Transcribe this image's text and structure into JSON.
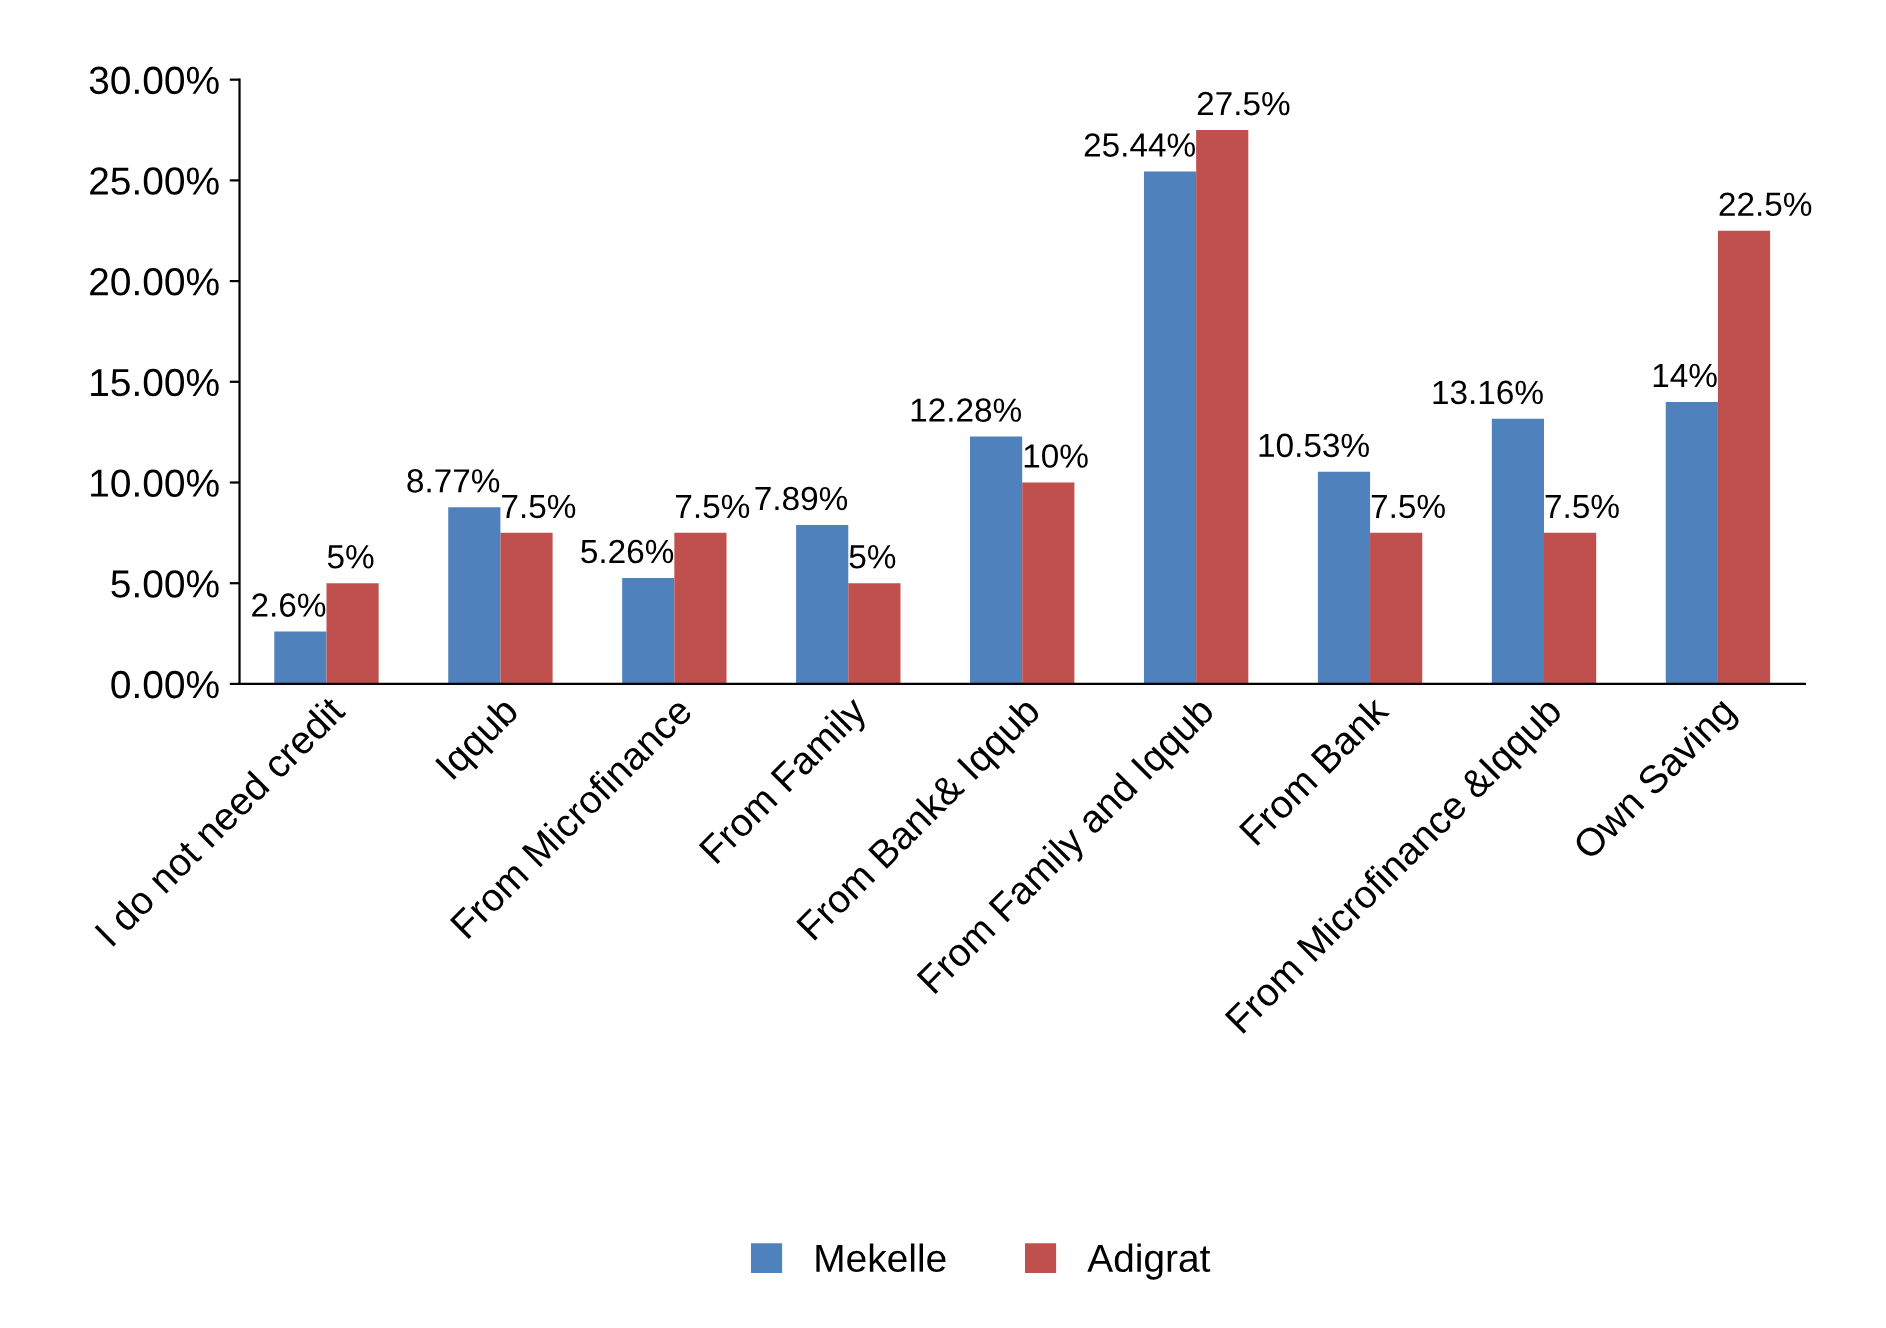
{
  "chart_data": {
    "type": "bar",
    "categories": [
      "I do not need credit",
      "Iqqub",
      "From Microfinance",
      "From Family",
      "From Bank& Iqqub",
      "From Family and Iqqub",
      "From Bank",
      "From Microfinance &Iqqub",
      "Own Saving"
    ],
    "series": [
      {
        "name": "Mekelle",
        "color": "#4f81bd",
        "values": [
          2.6,
          8.77,
          5.26,
          7.89,
          12.28,
          25.44,
          10.53,
          13.16,
          14
        ],
        "value_labels": [
          "2.6%",
          "8.77%",
          "5.26%",
          "7.89%",
          "12.28%",
          "25.44%",
          "10.53%",
          "13.16%",
          "14%"
        ]
      },
      {
        "name": "Adigrat",
        "color": "#c0504d",
        "values": [
          5,
          7.5,
          7.5,
          5,
          10,
          27.5,
          7.5,
          7.5,
          22.5
        ],
        "value_labels": [
          "5%",
          "7.5%",
          "7.5%",
          "5%",
          "10%",
          "27.5%",
          "7.5%",
          "7.5%",
          "22.5%"
        ]
      }
    ],
    "ylim": [
      0,
      30
    ],
    "yticks": [
      {
        "value": 0,
        "label": "0.00%"
      },
      {
        "value": 5,
        "label": "5.00%"
      },
      {
        "value": 10,
        "label": "10.00%"
      },
      {
        "value": 15,
        "label": "15.00%"
      },
      {
        "value": 20,
        "label": "20.00%"
      },
      {
        "value": 25,
        "label": "25.00%"
      },
      {
        "value": 30,
        "label": "30.00%"
      }
    ],
    "grid": false,
    "legend": "bottom"
  }
}
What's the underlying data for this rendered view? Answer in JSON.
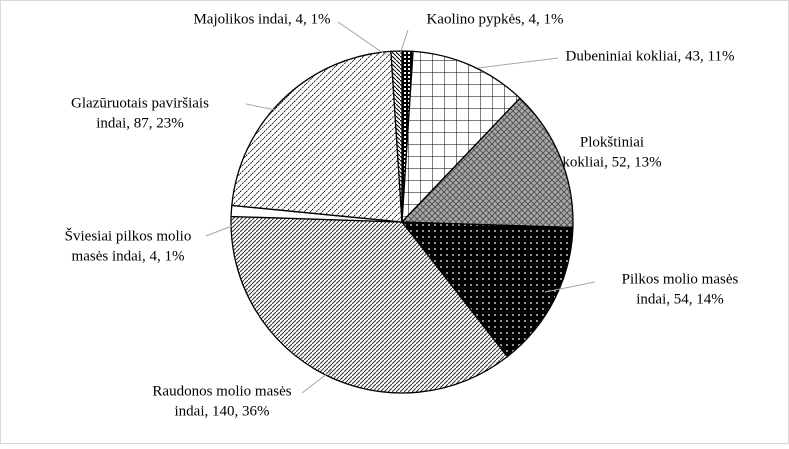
{
  "chart_data": {
    "type": "pie",
    "categories": [
      "Kaolino pypkės",
      "Dubeniniai kokliai",
      "Plokštiniai kokliai",
      "Pilkos molio masės indai",
      "Raudonos molio masės indai",
      "Šviesiai pilkos molio masės indai",
      "Glazūruotais paviršiais indai",
      "Majolikos indai"
    ],
    "values": [
      4,
      43,
      52,
      54,
      140,
      4,
      87,
      4
    ],
    "labels": [
      [
        "Kaolino pypkės, 4, 1%"
      ],
      [
        "Dubeniniai kokliai, 43, 11%"
      ],
      [
        "Plokštiniai",
        "kokliai, 52, 13%"
      ],
      [
        "Pilkos molio masės",
        "indai, 54, 14%"
      ],
      [
        "Raudonos molio masės",
        "indai, 140, 36%"
      ],
      [
        "Šviesiai pilkos molio",
        "masės indai, 4, 1%"
      ],
      [
        "Glazūruotais paviršiais",
        "indai, 87, 23%"
      ],
      [
        "Majolikos indai, 4, 1%"
      ]
    ]
  }
}
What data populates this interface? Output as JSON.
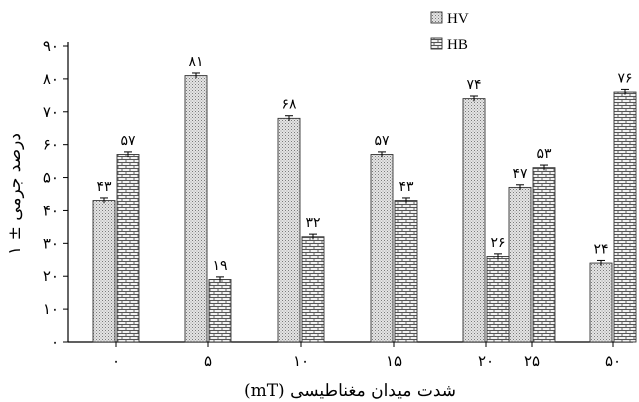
{
  "chart_data": {
    "type": "bar",
    "xlabel": "شدت میدان مغناطیسی (mT)",
    "ylabel": "درصد جرمی ± ۱",
    "categories": [
      "۰",
      "۵",
      "۱۰",
      "۱۵",
      "۲۰",
      "۲۵",
      "۵۰"
    ],
    "series": [
      {
        "name": "HV",
        "values": [
          43,
          81,
          68,
          57,
          74,
          47,
          24
        ],
        "value_labels": [
          "۴۳",
          "۸۱",
          "۶۸",
          "۵۷",
          "۷۴",
          "۴۷",
          "۲۴"
        ],
        "errors": [
          0.8,
          0.8,
          0.8,
          0.8,
          0.8,
          0.8,
          0.8
        ]
      },
      {
        "name": "HB",
        "values": [
          57,
          19,
          32,
          43,
          26,
          53,
          76
        ],
        "value_labels": [
          "۵۷",
          "۱۹",
          "۳۲",
          "۴۳",
          "۲۶",
          "۵۳",
          "۷۶"
        ],
        "errors": [
          0.8,
          0.8,
          0.8,
          0.8,
          0.8,
          0.8,
          0.8
        ]
      }
    ],
    "yticks": [
      0,
      10,
      20,
      30,
      40,
      50,
      60,
      70,
      80,
      90
    ],
    "ytick_labels": [
      "۰",
      "۱۰",
      "۲۰",
      "۳۰",
      "۴۰",
      "۵۰",
      "۶۰",
      "۷۰",
      "۸۰",
      "۹۰"
    ],
    "ylim": [
      0,
      90
    ],
    "grid": false,
    "legend": "top-right"
  }
}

=-=-=-=-=

Give the data again exactly as written, with all pictures left out.

Transcribe this image's text and structure into JSON.
{
  "chart_data": {
    "type": "bar",
    "categories": [
      "I do not need credit",
      "Iqqub",
      "From Microfinance",
      "From Family",
      "From Bank& Iqqub",
      "From Family and Iqqub",
      "From Bank",
      "From Microfinance &Iqqub",
      "Own Saving"
    ],
    "series": [
      {
        "name": "Mekelle",
        "color": "#4f81bd",
        "values": [
          2.6,
          8.77,
          5.26,
          7.89,
          12.28,
          25.44,
          10.53,
          13.16,
          14
        ],
        "value_labels": [
          "2.6%",
          "8.77%",
          "5.26%",
          "7.89%",
          "12.28%",
          "25.44%",
          "10.53%",
          "13.16%",
          "14%"
        ]
      },
      {
        "name": "Adigrat",
        "color": "#c0504d",
        "values": [
          5,
          7.5,
          7.5,
          5,
          10,
          27.5,
          7.5,
          7.5,
          22.5
        ],
        "value_labels": [
          "5%",
          "7.5%",
          "7.5%",
          "5%",
          "10%",
          "27.5%",
          "7.5%",
          "7.5%",
          "22.5%"
        ]
      }
    ],
    "ylim": [
      0,
      30
    ],
    "yticks": [
      {
        "value": 0,
        "label": "0.00%"
      },
      {
        "value": 5,
        "label": "5.00%"
      },
      {
        "value": 10,
        "label": "10.00%"
      },
      {
        "value": 15,
        "label": "15.00%"
      },
      {
        "value": 20,
        "label": "20.00%"
      },
      {
        "value": 25,
        "label": "25.00%"
      },
      {
        "value": 30,
        "label": "30.00%"
      }
    ],
    "grid": false,
    "legend": "bottom"
  }
}
What's the underlying data for this rendered view? Answer in JSON.
{
  "chart_data": {
    "type": "pie",
    "categories": [
      "Kaolino pypkės",
      "Dubeniniai kokliai",
      "Plokštiniai kokliai",
      "Pilkos molio masės indai",
      "Raudonos molio masės indai",
      "Šviesiai pilkos molio masės indai",
      "Glazūruotais paviršiais indai",
      "Majolikos indai"
    ],
    "values": [
      4,
      43,
      52,
      54,
      140,
      4,
      87,
      4
    ],
    "labels": [
      [
        "Kaolino pypkės, 4, 1%"
      ],
      [
        "Dubeniniai kokliai, 43, 11%"
      ],
      [
        "Plokštiniai",
        "kokliai, 52, 13%"
      ],
      [
        "Pilkos molio masės",
        "indai, 54, 14%"
      ],
      [
        "Raudonos molio masės",
        "indai, 140, 36%"
      ],
      [
        "Šviesiai pilkos molio",
        "masės indai, 4, 1%"
      ],
      [
        "Glazūruotais paviršiais",
        "indai, 87, 23%"
      ],
      [
        "Majolikos indai, 4, 1%"
      ]
    ]
  }
}
What data populates this interface? Output as JSON.
{
  "chart_data": {
    "type": "bar",
    "xlabel": "شدت میدان مغناطیسی (mT)",
    "ylabel": "درصد جرمی ± ۱",
    "categories": [
      "۰",
      "۵",
      "۱۰",
      "۱۵",
      "۲۰",
      "۲۵",
      "۵۰"
    ],
    "series": [
      {
        "name": "HV",
        "values": [
          43,
          81,
          68,
          57,
          74,
          47,
          24
        ],
        "value_labels": [
          "۴۳",
          "۸۱",
          "۶۸",
          "۵۷",
          "۷۴",
          "۴۷",
          "۲۴"
        ],
        "errors": [
          0.8,
          0.8,
          0.8,
          0.8,
          0.8,
          0.8,
          0.8
        ]
      },
      {
        "name": "HB",
        "values": [
          57,
          19,
          32,
          43,
          26,
          53,
          76
        ],
        "value_labels": [
          "۵۷",
          "۱۹",
          "۳۲",
          "۴۳",
          "۲۶",
          "۵۳",
          "۷۶"
        ],
        "errors": [
          0.8,
          0.8,
          0.8,
          0.8,
          0.8,
          0.8,
          0.8
        ]
      }
    ],
    "yticks": [
      0,
      10,
      20,
      30,
      40,
      50,
      60,
      70,
      80,
      90
    ],
    "ytick_labels": [
      "۰",
      "۱۰",
      "۲۰",
      "۳۰",
      "۴۰",
      "۵۰",
      "۶۰",
      "۷۰",
      "۸۰",
      "۹۰"
    ],
    "ylim": [
      0,
      90
    ],
    "grid": false,
    "legend": "top-right"
  }
}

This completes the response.